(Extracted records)
————

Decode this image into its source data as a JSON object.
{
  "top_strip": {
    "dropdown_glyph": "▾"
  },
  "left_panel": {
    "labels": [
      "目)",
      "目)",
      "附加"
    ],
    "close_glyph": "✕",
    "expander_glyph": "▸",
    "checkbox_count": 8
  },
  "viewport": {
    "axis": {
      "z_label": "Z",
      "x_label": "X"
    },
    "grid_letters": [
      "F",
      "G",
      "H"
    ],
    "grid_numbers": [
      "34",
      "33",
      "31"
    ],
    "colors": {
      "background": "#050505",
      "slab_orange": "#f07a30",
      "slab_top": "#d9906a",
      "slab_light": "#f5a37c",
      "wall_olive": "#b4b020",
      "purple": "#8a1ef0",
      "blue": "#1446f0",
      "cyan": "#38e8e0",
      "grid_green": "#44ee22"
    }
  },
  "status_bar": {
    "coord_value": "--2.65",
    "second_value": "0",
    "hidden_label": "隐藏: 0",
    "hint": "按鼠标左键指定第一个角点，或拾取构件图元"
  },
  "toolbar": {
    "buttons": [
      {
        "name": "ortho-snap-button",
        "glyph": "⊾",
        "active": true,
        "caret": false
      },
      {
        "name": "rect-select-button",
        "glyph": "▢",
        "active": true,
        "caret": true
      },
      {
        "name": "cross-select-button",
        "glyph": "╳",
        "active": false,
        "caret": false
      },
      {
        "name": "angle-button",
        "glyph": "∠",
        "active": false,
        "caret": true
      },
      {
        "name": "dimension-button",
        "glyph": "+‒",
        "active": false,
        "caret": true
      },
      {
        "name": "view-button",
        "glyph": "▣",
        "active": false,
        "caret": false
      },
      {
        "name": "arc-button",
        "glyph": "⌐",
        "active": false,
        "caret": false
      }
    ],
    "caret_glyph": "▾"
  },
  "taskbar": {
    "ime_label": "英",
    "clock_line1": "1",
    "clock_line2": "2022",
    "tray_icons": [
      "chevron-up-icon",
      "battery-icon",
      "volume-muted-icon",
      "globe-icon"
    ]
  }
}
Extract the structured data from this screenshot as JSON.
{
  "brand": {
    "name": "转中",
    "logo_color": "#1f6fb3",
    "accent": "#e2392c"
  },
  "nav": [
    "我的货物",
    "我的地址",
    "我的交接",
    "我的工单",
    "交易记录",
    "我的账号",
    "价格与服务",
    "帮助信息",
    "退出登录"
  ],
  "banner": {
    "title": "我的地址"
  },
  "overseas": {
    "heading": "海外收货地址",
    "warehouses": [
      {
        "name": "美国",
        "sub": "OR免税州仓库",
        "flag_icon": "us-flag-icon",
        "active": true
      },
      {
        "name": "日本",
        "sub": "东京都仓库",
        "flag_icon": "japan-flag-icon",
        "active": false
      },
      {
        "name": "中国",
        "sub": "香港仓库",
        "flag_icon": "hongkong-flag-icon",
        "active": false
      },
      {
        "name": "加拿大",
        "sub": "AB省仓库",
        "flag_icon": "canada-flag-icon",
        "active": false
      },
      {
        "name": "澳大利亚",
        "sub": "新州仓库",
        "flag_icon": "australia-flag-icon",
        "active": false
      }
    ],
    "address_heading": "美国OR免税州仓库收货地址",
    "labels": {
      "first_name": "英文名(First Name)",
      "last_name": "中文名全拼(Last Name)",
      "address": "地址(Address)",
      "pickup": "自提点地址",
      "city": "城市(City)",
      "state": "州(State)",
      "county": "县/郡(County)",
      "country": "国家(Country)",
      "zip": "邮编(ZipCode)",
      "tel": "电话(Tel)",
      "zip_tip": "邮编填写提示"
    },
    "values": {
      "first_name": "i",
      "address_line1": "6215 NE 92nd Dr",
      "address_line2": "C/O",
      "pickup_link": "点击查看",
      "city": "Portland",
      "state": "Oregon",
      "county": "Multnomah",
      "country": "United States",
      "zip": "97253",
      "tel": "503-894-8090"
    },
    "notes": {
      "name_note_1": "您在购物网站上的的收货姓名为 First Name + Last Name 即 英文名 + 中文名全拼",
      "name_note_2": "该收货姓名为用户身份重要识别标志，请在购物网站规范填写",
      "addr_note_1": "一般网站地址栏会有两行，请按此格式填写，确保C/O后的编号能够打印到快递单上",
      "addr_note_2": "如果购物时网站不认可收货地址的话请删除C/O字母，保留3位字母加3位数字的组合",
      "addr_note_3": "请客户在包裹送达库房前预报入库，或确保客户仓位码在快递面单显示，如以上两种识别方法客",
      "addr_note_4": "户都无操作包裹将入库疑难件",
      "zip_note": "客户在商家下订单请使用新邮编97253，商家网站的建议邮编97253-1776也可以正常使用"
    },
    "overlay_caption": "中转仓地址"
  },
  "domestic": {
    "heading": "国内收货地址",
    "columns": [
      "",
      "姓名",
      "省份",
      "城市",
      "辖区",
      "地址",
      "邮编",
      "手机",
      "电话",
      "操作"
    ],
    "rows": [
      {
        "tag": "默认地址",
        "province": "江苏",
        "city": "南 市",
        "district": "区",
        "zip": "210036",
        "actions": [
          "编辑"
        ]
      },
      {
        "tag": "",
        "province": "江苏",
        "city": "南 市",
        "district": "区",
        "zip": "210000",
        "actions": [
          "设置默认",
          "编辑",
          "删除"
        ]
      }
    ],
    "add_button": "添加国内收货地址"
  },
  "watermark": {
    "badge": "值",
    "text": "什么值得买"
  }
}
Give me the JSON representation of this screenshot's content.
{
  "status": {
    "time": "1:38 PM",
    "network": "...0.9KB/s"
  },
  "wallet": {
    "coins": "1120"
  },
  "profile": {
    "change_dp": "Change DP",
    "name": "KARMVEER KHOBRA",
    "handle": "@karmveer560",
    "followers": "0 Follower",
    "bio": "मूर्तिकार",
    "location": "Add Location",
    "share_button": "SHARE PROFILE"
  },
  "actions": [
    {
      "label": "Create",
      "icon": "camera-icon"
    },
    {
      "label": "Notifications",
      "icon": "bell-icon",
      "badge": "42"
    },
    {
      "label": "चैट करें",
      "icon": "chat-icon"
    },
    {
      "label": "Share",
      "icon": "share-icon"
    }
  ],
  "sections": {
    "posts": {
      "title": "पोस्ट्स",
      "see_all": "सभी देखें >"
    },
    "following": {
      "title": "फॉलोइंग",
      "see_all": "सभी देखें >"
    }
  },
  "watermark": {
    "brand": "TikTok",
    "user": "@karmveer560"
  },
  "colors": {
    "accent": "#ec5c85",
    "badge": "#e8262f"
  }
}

————

TASK GOAL: Your task is to list each line of the records with the word "data".

OUTPUT FOR THIS EXERCISE:
Decode this image into its source data as a JSON object.
Extract the structured data from this screenshot as JSON.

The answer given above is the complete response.